WRITTEN EXERCISE> Among the lines below, how many carry the string "improperly"? Reply with a number and nothing else.

### SUPPLIED MATERIAL

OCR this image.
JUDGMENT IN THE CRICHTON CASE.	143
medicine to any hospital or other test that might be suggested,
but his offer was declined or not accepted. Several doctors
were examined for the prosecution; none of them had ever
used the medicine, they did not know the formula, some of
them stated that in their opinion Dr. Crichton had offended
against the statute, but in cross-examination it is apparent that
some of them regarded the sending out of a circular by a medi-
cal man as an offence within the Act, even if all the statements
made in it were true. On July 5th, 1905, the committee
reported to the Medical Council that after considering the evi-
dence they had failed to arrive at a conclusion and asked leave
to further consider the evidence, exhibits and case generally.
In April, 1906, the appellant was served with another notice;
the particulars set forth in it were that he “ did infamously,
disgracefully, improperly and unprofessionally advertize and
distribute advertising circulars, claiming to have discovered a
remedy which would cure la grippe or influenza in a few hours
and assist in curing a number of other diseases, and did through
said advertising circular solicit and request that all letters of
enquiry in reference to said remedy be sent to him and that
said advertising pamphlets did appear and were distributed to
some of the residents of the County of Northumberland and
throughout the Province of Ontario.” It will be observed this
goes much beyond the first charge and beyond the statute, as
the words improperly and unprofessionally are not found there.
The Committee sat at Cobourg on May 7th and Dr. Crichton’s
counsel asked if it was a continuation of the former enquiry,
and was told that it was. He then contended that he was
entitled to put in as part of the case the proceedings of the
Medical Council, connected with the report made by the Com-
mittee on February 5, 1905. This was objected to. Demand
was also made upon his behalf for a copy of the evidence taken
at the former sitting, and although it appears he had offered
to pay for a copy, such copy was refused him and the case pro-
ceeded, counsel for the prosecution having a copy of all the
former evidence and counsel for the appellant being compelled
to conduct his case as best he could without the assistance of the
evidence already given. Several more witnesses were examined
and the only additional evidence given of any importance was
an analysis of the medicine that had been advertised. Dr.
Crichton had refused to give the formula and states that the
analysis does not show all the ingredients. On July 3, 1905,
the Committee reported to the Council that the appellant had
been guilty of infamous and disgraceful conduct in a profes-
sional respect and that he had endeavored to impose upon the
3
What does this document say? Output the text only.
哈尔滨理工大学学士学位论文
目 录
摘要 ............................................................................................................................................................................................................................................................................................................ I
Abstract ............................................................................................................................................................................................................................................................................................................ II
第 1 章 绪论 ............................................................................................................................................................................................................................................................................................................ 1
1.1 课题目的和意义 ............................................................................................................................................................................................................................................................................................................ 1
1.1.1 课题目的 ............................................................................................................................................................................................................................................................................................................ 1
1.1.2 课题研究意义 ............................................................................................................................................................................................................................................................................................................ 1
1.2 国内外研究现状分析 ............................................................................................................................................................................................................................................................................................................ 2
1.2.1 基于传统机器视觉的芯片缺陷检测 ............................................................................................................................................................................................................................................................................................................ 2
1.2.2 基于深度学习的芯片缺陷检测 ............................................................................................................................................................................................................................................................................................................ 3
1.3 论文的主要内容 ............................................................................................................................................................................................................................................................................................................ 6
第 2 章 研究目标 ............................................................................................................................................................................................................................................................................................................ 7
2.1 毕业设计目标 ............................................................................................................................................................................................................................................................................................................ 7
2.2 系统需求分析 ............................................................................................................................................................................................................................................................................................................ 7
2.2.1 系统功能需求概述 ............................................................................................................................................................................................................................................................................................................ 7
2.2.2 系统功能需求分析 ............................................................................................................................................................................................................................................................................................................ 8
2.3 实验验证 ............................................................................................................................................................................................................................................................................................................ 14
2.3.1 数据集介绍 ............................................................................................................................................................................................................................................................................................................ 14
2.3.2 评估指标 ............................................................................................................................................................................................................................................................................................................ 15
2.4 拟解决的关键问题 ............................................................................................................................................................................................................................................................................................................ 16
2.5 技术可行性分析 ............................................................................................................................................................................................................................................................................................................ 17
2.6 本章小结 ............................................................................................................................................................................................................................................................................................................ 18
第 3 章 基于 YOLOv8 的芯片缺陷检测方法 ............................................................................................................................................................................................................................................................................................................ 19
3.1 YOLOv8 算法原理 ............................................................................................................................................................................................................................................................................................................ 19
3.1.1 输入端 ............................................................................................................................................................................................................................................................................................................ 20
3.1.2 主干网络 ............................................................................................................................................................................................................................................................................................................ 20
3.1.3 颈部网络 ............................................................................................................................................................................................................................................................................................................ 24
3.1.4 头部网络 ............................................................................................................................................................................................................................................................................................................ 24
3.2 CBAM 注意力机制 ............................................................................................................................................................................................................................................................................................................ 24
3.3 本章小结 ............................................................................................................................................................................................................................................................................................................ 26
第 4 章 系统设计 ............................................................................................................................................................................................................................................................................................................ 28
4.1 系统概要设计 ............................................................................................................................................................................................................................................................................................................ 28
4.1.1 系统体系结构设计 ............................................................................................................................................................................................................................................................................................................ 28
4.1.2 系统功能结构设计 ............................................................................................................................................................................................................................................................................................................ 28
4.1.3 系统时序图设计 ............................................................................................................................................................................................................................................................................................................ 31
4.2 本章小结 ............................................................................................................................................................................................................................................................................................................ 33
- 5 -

######

EXERCISE OUTPUT> 2